[START INFORMATION SHOWN]

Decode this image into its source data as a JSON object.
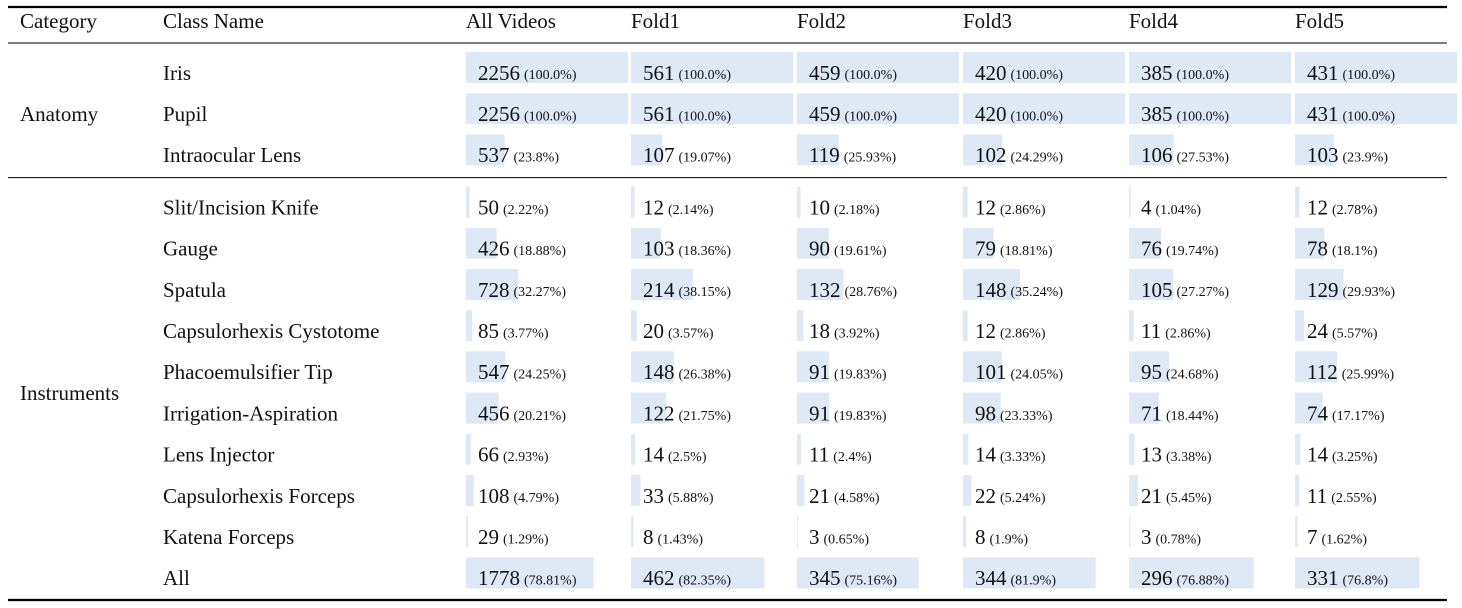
{
  "header": [
    "Category",
    "Class Name",
    "All Videos",
    "Fold1",
    "Fold2",
    "Fold3",
    "Fold4",
    "Fold5"
  ],
  "groups": [
    {
      "category": "Anatomy",
      "rows": [
        {
          "name": "Iris",
          "cells": [
            [
              2256,
              100.0,
              "(100.0%)"
            ],
            [
              561,
              100.0,
              "(100.0%)"
            ],
            [
              459,
              100.0,
              "(100.0%)"
            ],
            [
              420,
              100.0,
              "(100.0%)"
            ],
            [
              385,
              100.0,
              "(100.0%)"
            ],
            [
              431,
              100.0,
              "(100.0%)"
            ]
          ]
        },
        {
          "name": "Pupil",
          "cells": [
            [
              2256,
              100.0,
              "(100.0%)"
            ],
            [
              561,
              100.0,
              "(100.0%)"
            ],
            [
              459,
              100.0,
              "(100.0%)"
            ],
            [
              420,
              100.0,
              "(100.0%)"
            ],
            [
              385,
              100.0,
              "(100.0%)"
            ],
            [
              431,
              100.0,
              "(100.0%)"
            ]
          ]
        },
        {
          "name": "Intraocular Lens",
          "cells": [
            [
              537,
              23.8,
              "(23.8%)"
            ],
            [
              107,
              19.07,
              "(19.07%)"
            ],
            [
              119,
              25.93,
              "(25.93%)"
            ],
            [
              102,
              24.29,
              "(24.29%)"
            ],
            [
              106,
              27.53,
              "(27.53%)"
            ],
            [
              103,
              23.9,
              "(23.9%)"
            ]
          ]
        }
      ]
    },
    {
      "category": "Instruments",
      "rows": [
        {
          "name": "Slit/Incision Knife",
          "cells": [
            [
              50,
              2.22,
              "(2.22%)"
            ],
            [
              12,
              2.14,
              "(2.14%)"
            ],
            [
              10,
              2.18,
              "(2.18%)"
            ],
            [
              12,
              2.86,
              "(2.86%)"
            ],
            [
              4,
              1.04,
              "(1.04%)"
            ],
            [
              12,
              2.78,
              "(2.78%)"
            ]
          ]
        },
        {
          "name": "Gauge",
          "cells": [
            [
              426,
              18.88,
              "(18.88%)"
            ],
            [
              103,
              18.36,
              "(18.36%)"
            ],
            [
              90,
              19.61,
              "(19.61%)"
            ],
            [
              79,
              18.81,
              "(18.81%)"
            ],
            [
              76,
              19.74,
              "(19.74%)"
            ],
            [
              78,
              18.1,
              "(18.1%)"
            ]
          ]
        },
        {
          "name": "Spatula",
          "cells": [
            [
              728,
              32.27,
              "(32.27%)"
            ],
            [
              214,
              38.15,
              "(38.15%)"
            ],
            [
              132,
              28.76,
              "(28.76%)"
            ],
            [
              148,
              35.24,
              "(35.24%)"
            ],
            [
              105,
              27.27,
              "(27.27%)"
            ],
            [
              129,
              29.93,
              "(29.93%)"
            ]
          ]
        },
        {
          "name": "Capsulorhexis Cystotome",
          "cells": [
            [
              85,
              3.77,
              "(3.77%)"
            ],
            [
              20,
              3.57,
              "(3.57%)"
            ],
            [
              18,
              3.92,
              "(3.92%)"
            ],
            [
              12,
              2.86,
              "(2.86%)"
            ],
            [
              11,
              2.86,
              "(2.86%)"
            ],
            [
              24,
              5.57,
              "(5.57%)"
            ]
          ]
        },
        {
          "name": "Phacoemulsifier Tip",
          "cells": [
            [
              547,
              24.25,
              "(24.25%)"
            ],
            [
              148,
              26.38,
              "(26.38%)"
            ],
            [
              91,
              19.83,
              "(19.83%)"
            ],
            [
              101,
              24.05,
              "(24.05%)"
            ],
            [
              95,
              24.68,
              "(24.68%)"
            ],
            [
              112,
              25.99,
              "(25.99%)"
            ]
          ]
        },
        {
          "name": "Irrigation-Aspiration",
          "cells": [
            [
              456,
              20.21,
              "(20.21%)"
            ],
            [
              122,
              21.75,
              "(21.75%)"
            ],
            [
              91,
              19.83,
              "(19.83%)"
            ],
            [
              98,
              23.33,
              "(23.33%)"
            ],
            [
              71,
              18.44,
              "(18.44%)"
            ],
            [
              74,
              17.17,
              "(17.17%)"
            ]
          ]
        },
        {
          "name": "Lens Injector",
          "cells": [
            [
              66,
              2.93,
              "(2.93%)"
            ],
            [
              14,
              2.5,
              "(2.5%)"
            ],
            [
              11,
              2.4,
              "(2.4%)"
            ],
            [
              14,
              3.33,
              "(3.33%)"
            ],
            [
              13,
              3.38,
              "(3.38%)"
            ],
            [
              14,
              3.25,
              "(3.25%)"
            ]
          ]
        },
        {
          "name": "Capsulorhexis Forceps",
          "cells": [
            [
              108,
              4.79,
              "(4.79%)"
            ],
            [
              33,
              5.88,
              "(5.88%)"
            ],
            [
              21,
              4.58,
              "(4.58%)"
            ],
            [
              22,
              5.24,
              "(5.24%)"
            ],
            [
              21,
              5.45,
              "(5.45%)"
            ],
            [
              11,
              2.55,
              "(2.55%)"
            ]
          ]
        },
        {
          "name": "Katena Forceps",
          "cells": [
            [
              29,
              1.29,
              "(1.29%)"
            ],
            [
              8,
              1.43,
              "(1.43%)"
            ],
            [
              3,
              0.65,
              "(0.65%)"
            ],
            [
              8,
              1.9,
              "(1.9%)"
            ],
            [
              3,
              0.78,
              "(0.78%)"
            ],
            [
              7,
              1.62,
              "(1.62%)"
            ]
          ]
        },
        {
          "name": "All",
          "cells": [
            [
              1778,
              78.81,
              "(78.81%)"
            ],
            [
              462,
              82.35,
              "(82.35%)"
            ],
            [
              345,
              75.16,
              "(75.16%)"
            ],
            [
              344,
              81.9,
              "(81.9%)"
            ],
            [
              296,
              76.88,
              "(76.88%)"
            ],
            [
              331,
              76.8,
              "(76.8%)"
            ]
          ]
        }
      ]
    }
  ]
}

[END INFORMATION SHOWN]

Write out every line of the preceding listing that contains "Forceps".

          "name": "Capsulorhexis Forceps",
          "name": "Katena Forceps",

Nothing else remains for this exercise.